§ Task details: Extract all lines that hold "Parallel" from the records below.
•••
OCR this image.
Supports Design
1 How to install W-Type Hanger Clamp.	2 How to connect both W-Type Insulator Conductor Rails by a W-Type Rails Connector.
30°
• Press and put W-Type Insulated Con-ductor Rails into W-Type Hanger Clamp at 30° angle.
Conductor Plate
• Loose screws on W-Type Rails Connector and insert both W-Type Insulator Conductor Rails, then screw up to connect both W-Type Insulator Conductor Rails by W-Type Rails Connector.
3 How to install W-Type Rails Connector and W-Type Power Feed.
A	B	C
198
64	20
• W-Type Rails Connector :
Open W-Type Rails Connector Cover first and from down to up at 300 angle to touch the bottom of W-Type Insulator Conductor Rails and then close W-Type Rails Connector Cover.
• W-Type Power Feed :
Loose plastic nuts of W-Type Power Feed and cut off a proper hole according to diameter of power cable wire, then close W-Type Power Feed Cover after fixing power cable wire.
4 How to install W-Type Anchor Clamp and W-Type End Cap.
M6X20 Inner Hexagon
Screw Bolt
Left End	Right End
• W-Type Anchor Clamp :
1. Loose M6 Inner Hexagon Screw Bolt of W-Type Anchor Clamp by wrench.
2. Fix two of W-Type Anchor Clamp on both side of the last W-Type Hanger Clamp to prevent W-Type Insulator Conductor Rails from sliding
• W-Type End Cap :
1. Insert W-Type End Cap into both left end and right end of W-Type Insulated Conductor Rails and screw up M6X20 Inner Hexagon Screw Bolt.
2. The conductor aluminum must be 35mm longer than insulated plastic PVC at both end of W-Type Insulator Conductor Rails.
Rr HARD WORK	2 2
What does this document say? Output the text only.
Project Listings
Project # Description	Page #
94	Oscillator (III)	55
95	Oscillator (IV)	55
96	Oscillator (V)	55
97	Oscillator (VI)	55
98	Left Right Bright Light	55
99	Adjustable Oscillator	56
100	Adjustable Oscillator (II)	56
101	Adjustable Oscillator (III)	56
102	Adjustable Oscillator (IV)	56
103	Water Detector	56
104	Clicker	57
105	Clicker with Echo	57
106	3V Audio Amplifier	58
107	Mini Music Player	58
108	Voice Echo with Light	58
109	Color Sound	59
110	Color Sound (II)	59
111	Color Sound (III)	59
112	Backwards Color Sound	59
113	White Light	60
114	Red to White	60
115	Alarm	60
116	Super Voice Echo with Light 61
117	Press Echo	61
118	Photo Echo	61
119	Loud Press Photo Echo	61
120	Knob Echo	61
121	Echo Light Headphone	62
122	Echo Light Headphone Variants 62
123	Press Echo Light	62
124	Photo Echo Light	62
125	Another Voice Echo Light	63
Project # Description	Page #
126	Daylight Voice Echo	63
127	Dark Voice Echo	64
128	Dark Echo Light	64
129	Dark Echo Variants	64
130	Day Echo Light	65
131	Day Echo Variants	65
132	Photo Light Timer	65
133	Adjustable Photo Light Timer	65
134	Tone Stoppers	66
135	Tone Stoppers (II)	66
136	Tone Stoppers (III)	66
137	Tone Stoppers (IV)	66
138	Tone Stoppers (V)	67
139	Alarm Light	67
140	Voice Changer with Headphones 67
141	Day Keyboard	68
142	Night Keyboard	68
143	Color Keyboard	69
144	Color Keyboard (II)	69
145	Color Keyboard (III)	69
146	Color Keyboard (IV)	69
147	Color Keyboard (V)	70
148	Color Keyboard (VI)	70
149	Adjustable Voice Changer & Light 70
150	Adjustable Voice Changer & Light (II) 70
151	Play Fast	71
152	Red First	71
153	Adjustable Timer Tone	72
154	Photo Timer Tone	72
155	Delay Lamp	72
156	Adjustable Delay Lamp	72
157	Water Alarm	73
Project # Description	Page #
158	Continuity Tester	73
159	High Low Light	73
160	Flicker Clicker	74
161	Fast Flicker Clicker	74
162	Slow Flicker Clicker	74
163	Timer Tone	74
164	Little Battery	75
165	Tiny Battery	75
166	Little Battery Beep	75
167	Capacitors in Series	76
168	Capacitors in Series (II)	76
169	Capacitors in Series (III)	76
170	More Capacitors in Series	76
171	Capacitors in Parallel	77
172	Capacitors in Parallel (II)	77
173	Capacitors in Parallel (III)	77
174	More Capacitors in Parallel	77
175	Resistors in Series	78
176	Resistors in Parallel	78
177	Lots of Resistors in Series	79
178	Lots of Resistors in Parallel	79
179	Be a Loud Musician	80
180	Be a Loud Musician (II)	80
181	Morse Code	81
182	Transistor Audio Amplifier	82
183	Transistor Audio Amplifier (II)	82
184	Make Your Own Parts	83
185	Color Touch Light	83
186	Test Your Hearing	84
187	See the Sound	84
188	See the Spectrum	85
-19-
•••
§ Task result:
171	Capacitors in Parallel	77
172	Capacitors in Parallel (II)	77
173	Capacitors in Parallel (III)	77
174	More Capacitors in Parallel	77
176	Resistors in Parallel	78
178	Lots of Resistors in Parallel	79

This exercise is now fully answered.